§ Problem to work on: Pull out every line of the listing below where "name" appears.

§ Raw records:

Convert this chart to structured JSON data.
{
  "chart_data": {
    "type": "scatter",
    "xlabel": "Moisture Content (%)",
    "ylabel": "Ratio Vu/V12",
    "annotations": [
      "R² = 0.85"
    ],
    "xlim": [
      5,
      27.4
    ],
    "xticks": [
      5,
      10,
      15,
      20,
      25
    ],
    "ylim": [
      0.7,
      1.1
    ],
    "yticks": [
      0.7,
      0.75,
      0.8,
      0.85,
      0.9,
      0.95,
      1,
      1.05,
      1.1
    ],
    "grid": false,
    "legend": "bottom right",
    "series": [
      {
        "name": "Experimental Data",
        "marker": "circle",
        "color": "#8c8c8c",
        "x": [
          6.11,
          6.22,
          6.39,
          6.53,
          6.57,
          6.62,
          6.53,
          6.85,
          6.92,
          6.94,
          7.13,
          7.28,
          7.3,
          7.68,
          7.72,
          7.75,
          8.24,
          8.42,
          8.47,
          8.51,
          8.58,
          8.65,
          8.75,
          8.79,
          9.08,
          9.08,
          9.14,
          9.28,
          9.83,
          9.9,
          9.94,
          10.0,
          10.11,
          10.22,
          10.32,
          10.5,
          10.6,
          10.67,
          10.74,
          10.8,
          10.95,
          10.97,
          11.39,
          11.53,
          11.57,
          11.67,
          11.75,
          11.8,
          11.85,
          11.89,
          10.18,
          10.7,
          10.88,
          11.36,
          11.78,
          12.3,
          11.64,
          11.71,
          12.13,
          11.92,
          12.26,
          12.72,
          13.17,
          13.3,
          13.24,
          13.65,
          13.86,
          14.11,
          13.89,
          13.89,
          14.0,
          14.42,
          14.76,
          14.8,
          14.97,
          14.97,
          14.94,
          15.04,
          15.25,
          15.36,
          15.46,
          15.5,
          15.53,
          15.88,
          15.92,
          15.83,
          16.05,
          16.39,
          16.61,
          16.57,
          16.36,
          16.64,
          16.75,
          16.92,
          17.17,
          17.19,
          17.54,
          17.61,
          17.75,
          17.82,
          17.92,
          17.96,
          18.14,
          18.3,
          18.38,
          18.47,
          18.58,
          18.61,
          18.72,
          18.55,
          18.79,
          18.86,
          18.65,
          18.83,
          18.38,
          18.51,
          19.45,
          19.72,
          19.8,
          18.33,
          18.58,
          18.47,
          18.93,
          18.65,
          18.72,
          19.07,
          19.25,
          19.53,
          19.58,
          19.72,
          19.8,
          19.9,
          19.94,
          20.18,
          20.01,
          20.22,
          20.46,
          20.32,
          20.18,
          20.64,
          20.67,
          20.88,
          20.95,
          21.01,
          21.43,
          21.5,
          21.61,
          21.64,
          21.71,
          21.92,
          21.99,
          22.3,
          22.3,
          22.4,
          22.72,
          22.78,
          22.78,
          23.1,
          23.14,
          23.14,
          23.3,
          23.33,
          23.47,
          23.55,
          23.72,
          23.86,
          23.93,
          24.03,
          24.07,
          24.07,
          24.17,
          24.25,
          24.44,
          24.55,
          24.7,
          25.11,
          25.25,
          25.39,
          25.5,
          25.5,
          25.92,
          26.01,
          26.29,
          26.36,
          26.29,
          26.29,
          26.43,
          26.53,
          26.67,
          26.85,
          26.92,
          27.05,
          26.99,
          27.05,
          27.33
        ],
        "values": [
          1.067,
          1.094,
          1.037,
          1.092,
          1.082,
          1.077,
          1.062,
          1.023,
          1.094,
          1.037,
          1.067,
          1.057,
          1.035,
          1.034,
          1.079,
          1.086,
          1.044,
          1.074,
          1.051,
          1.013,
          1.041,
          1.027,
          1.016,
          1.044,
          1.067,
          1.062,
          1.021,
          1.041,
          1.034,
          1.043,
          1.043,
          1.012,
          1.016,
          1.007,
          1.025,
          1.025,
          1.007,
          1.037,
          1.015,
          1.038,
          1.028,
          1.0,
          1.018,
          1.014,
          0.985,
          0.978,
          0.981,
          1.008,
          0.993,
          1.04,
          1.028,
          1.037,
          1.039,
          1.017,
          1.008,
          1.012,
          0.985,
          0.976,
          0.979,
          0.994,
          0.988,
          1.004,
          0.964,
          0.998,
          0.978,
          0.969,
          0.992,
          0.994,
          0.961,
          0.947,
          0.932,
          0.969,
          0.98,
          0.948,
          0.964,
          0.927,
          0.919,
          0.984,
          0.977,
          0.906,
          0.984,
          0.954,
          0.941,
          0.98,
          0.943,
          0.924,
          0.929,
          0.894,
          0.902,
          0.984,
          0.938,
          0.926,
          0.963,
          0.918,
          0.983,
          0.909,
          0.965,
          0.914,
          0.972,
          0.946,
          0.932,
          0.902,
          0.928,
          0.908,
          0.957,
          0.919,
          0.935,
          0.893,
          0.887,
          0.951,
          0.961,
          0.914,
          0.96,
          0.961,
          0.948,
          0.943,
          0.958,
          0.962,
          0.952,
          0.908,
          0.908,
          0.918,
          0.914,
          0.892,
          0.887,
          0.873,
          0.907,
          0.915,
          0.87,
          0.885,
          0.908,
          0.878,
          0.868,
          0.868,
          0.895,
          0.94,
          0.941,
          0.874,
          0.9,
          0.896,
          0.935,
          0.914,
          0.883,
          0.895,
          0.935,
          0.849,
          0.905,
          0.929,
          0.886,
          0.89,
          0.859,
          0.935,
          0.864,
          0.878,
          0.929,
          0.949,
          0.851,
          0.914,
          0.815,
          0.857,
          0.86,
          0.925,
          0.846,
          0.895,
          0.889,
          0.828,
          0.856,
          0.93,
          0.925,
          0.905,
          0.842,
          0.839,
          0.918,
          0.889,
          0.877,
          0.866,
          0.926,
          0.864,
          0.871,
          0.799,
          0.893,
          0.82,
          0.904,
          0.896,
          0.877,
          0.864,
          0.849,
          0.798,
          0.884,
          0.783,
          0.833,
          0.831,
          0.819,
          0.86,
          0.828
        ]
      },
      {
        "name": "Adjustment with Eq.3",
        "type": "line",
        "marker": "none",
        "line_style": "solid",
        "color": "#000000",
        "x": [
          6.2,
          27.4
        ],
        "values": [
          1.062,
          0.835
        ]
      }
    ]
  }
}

§ Exercise solution:
        "name": "Experimental Data",
        "name": "Adjustment with Eq.3",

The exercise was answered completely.